# Exercise objective
Which lines run from the one containing "Output a JSON" to the end of the entries? Quote them exactly, and nothing else.

** Start Information provided **

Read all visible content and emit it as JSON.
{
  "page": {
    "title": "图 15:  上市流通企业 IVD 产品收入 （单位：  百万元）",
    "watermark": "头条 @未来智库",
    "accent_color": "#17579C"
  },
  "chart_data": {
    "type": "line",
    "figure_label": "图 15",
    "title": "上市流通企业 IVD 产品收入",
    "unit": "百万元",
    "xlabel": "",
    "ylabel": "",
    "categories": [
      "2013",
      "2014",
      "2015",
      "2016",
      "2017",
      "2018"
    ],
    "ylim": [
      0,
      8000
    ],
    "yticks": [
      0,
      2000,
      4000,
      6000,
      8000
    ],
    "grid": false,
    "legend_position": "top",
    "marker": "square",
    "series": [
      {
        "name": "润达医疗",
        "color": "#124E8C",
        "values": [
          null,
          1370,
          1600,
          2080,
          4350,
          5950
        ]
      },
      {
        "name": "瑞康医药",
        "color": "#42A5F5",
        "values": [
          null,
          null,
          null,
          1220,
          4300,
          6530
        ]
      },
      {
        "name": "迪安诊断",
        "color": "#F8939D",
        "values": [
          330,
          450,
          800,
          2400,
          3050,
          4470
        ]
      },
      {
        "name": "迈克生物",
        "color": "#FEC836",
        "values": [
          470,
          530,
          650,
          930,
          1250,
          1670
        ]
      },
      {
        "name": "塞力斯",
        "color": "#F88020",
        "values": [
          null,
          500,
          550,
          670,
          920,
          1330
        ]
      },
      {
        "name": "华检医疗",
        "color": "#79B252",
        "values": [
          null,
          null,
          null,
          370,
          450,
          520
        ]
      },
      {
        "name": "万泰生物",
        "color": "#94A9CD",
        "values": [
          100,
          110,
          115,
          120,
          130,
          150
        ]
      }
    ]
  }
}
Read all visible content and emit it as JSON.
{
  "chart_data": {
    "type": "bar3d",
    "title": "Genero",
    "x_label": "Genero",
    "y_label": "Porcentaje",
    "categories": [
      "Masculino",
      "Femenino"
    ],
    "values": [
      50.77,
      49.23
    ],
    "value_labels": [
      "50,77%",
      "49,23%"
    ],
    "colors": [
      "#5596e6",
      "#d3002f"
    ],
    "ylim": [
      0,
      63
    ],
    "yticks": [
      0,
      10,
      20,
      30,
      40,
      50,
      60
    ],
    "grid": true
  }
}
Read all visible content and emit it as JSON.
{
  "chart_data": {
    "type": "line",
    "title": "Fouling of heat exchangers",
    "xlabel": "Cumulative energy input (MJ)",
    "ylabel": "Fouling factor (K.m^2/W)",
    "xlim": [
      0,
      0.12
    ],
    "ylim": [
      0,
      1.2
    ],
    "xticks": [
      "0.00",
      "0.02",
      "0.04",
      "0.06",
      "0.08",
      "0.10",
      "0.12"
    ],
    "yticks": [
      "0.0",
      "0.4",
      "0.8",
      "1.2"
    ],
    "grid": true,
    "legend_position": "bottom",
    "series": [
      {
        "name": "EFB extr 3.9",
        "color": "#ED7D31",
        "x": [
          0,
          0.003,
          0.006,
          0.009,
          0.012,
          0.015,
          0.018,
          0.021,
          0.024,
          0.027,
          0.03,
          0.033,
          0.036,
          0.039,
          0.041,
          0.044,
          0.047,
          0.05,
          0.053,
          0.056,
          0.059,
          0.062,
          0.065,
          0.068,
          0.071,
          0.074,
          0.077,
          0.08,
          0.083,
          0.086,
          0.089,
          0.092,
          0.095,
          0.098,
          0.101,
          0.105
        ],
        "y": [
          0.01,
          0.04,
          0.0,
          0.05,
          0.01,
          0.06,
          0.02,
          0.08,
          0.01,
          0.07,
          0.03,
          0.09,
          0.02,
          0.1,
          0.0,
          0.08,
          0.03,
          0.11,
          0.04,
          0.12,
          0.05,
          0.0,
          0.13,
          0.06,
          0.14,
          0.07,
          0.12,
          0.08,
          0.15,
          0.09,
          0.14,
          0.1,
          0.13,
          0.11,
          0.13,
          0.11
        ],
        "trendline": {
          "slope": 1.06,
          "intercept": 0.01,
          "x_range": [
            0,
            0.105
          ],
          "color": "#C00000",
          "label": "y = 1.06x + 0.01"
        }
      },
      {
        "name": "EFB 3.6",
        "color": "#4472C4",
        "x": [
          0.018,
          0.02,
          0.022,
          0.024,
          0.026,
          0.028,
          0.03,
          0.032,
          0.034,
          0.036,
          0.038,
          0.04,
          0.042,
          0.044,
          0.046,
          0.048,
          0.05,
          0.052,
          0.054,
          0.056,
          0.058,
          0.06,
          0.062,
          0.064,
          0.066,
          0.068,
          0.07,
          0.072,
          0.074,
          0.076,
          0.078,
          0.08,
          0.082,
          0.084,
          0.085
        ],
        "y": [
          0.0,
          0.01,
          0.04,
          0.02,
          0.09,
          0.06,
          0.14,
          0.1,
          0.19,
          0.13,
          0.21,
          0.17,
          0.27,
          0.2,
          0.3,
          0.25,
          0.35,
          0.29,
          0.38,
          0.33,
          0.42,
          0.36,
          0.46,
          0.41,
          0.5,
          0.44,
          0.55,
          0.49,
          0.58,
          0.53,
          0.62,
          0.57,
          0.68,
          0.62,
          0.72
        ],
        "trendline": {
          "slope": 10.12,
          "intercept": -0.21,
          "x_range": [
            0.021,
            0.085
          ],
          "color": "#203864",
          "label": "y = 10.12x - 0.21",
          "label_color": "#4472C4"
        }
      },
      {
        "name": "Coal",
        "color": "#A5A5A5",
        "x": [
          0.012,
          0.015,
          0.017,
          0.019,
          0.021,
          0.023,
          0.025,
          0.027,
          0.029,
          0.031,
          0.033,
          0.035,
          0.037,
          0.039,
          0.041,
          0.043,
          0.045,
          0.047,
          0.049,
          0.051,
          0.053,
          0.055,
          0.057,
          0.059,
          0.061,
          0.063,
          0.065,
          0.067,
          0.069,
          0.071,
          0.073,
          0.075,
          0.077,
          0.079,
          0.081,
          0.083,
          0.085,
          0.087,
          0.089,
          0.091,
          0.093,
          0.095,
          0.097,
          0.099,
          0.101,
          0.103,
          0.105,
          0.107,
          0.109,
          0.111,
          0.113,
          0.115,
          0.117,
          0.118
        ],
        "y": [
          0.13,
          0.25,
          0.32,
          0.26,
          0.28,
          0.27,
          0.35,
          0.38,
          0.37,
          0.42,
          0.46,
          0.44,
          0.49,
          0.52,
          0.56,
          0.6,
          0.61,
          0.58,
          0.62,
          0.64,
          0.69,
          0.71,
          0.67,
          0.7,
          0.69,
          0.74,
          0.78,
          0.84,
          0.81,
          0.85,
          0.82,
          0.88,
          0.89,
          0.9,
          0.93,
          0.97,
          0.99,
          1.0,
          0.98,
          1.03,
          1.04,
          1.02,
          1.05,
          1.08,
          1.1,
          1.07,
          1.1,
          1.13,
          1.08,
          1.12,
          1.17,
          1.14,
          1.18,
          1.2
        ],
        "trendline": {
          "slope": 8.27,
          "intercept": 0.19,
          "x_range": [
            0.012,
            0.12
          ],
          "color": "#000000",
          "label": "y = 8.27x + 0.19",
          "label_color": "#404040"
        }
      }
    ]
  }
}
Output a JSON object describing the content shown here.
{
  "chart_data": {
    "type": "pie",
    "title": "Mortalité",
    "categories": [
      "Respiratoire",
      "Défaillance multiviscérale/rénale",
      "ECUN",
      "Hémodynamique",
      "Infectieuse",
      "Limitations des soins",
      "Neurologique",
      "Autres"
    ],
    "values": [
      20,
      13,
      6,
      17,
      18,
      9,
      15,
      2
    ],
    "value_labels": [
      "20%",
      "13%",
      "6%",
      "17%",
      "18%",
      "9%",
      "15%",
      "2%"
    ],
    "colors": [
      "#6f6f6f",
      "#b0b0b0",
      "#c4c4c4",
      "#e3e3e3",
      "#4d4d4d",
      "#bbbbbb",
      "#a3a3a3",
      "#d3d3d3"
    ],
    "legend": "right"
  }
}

** End Information provided **

# Answer to this task
Output a JSON object describing the content shown here.
{
  "chart_data": {
    "type": "pie",
    "title": "Mortalité",
    "categories": [
      "Respiratoire",
      "Défaillance multiviscérale/rénale",
      "ECUN",
      "Hémodynamique",
      "Infectieuse",
      "Limitations des soins",
      "Neurologique",
      "Autres"
    ],
    "values": [
      20,
      13,
      6,
      17,
      18,
      9,
      15,
      2
    ],
    "value_labels": [
      "20%",
      "13%",
      "6%",
      "17%",
      "18%",
      "9%",
      "15%",
      "2%"
    ],
    "colors": [
      "#6f6f6f",
      "#b0b0b0",
      "#c4c4c4",
      "#e3e3e3",
      "#4d4d4d",
      "#bbbbbb",
      "#a3a3a3",
      "#d3d3d3"
    ],
    "legend": "right"
  }
}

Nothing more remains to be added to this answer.